Show every line where "color" occurs.

**Dataset entries on figures:**

..........

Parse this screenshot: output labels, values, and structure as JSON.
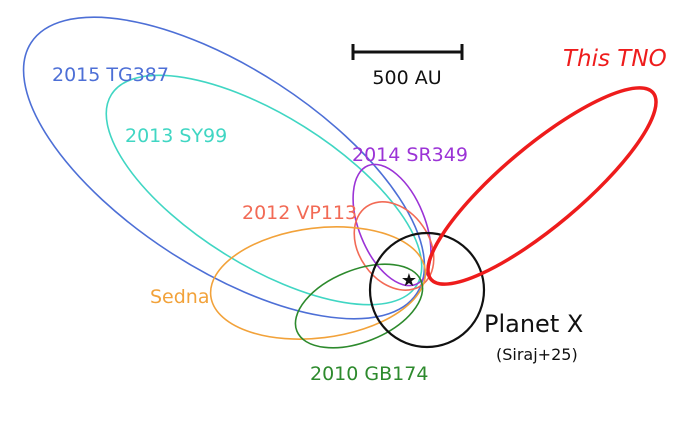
{
  "scale_bar": {
    "label": "500 AU"
  },
  "objects": {
    "tg387": {
      "label": "2015 TG387",
      "color": "#4d6fd6"
    },
    "sy99": {
      "label": "2013 SY99",
      "color": "#40d6c3"
    },
    "sr349": {
      "label": "2014 SR349",
      "color": "#9b33d6"
    },
    "vp113": {
      "label": "2012 VP113",
      "color": "#f26a55"
    },
    "sedna": {
      "label": "Sedna",
      "color": "#f2a23a"
    },
    "gb174": {
      "label": "2010 GB174",
      "color": "#2d8a2d"
    },
    "tno": {
      "label": "This TNO",
      "color": "#ee1c1c"
    },
    "planet_x": {
      "label": "Planet X",
      "citation": "(Siraj+25)",
      "color": "#111111"
    }
  },
  "sun_icon": "star-icon"
}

..........

**EXERCISE ANSWER:**
      "color": "#4d6fd6"
      "color": "#40d6c3"
      "color": "#9b33d6"
      "color": "#f26a55"
      "color": "#f2a23a"
      "color": "#2d8a2d"
      "color": "#ee1c1c"
      "color": "#111111"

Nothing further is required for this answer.